# [Testo da leggere]
Sulla necessità di irrobustire la difesa e diventare più autonomi sono tutti d’accordo. Il punto è come farlo; quando farlo e soprattutto con quali soldi farlo. “Siamo tutti d’accordo anche sul fatto che non possiamo attendere il nuovo Quadro finanziario pluriennale perché vuol dire ricevere i primi fondi nel 2028-2029. Non possiamo aspettare perché Putin non aspetta“, ha spiegato un diplomatico europeo.
Chiarito l’elemento di comunanza, rimangono da affrontare i diversi punti di attrito, a partire dalla definizione delle capacità militari. Per alcuni è un compito che va affidato alla Nato, perché “alla fine la difesa europea rimane sotto la Nato“. Per altri – visto anche che la Nato non rappresenta tutti all’interno dell’Ue (Irlanda, Malta, Cipro e Austria non sono membri dell’Alleanza) – l’Unione deve poter definire le proprie capacità. E ancora: chi si occupera’ di difesa? “Vogliamo bene alla Commissione europea, ma sappiamo che questo non è il suo compito“, ha ironizzato un diplomatico.

# [Voci fornite]
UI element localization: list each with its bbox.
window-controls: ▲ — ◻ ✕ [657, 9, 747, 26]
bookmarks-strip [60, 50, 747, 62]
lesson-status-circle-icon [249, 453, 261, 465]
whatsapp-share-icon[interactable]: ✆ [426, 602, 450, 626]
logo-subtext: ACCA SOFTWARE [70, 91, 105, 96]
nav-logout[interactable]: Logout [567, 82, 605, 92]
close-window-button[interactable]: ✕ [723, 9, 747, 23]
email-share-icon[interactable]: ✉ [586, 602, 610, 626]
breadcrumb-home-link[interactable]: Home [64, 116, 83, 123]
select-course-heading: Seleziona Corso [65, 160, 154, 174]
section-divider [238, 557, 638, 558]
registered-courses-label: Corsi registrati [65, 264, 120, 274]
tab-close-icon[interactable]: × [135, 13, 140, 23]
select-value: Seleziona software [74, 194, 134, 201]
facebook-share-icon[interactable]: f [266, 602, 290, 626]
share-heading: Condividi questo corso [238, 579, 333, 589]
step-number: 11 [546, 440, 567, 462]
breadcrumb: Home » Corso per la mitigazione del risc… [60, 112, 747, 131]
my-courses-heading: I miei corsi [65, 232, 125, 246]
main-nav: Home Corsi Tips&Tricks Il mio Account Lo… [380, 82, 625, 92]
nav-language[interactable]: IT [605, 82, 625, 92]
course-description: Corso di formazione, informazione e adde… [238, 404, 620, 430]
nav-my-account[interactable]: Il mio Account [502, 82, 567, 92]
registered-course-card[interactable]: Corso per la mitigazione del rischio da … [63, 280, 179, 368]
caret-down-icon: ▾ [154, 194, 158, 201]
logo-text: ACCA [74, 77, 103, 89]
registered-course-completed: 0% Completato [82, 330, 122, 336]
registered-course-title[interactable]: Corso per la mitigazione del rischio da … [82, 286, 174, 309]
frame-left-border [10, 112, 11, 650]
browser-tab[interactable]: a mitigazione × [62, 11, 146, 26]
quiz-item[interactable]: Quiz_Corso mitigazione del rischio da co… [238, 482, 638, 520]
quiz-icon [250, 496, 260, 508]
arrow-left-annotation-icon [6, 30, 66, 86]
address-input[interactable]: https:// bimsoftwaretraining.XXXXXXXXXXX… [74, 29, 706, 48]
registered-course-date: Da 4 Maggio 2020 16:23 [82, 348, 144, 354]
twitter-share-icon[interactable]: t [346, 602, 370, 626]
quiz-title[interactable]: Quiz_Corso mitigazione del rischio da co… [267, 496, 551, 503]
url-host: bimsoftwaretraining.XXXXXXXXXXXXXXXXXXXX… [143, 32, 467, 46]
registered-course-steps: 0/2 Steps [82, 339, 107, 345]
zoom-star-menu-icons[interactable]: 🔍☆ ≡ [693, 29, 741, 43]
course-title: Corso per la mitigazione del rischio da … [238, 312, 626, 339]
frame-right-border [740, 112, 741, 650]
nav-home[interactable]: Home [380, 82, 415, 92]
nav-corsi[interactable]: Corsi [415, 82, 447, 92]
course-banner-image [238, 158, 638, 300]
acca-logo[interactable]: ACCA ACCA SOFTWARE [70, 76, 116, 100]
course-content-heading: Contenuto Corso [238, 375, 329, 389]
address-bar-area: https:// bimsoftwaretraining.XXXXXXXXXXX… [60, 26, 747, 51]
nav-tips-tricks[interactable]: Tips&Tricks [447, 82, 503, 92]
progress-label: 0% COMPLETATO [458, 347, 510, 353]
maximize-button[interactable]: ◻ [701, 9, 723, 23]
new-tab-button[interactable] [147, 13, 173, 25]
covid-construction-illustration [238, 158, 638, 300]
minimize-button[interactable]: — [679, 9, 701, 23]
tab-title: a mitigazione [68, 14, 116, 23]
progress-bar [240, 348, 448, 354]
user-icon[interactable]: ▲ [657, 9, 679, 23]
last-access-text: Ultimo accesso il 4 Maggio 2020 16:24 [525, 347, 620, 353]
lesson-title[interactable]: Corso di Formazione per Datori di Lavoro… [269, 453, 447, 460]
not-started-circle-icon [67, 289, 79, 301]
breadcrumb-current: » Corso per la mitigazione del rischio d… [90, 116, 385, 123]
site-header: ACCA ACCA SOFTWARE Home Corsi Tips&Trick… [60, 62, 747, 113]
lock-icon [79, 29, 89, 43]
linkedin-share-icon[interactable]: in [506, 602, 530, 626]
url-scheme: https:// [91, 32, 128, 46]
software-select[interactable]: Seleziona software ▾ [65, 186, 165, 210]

# [Compiti da svolgere]
**1.** Elenca tutti i Paesi dell'Ue che il testo sulla difesa europea indica come non membri della Nato.
**2.** Per favore, trascrivi dal testo sulla difesa europea il passo che si apre con le parole contenenti "Sulla necessità di" e si chiude con "un diplomatico europeo.".
**3.** Secondo il testo sulla difesa europea, in quali anni arriverebbero i primi fondi se si attendesse il nuovo Quadro finanziario pluriennale?

# [Risposte]
**1.** Irlanda, Malta, Cipro, Austria

**2.**
Sulla necessità di irrobustire la difesa e diventare più autonomi sono tutti d’accordo. Il punto è come farlo; quando farlo e soprattutto con quali soldi farlo. “Siamo tutti d’accordo anche sul fatto che non possiamo attendere il nuovo Quadro finanziario pluriennale perché vuol dire ricevere i primi fondi nel 2028-2029. Non possiamo aspettare perché Putin non aspetta“, ha spiegato un diplomatico europeo.

**3.** Nel 2028-2029.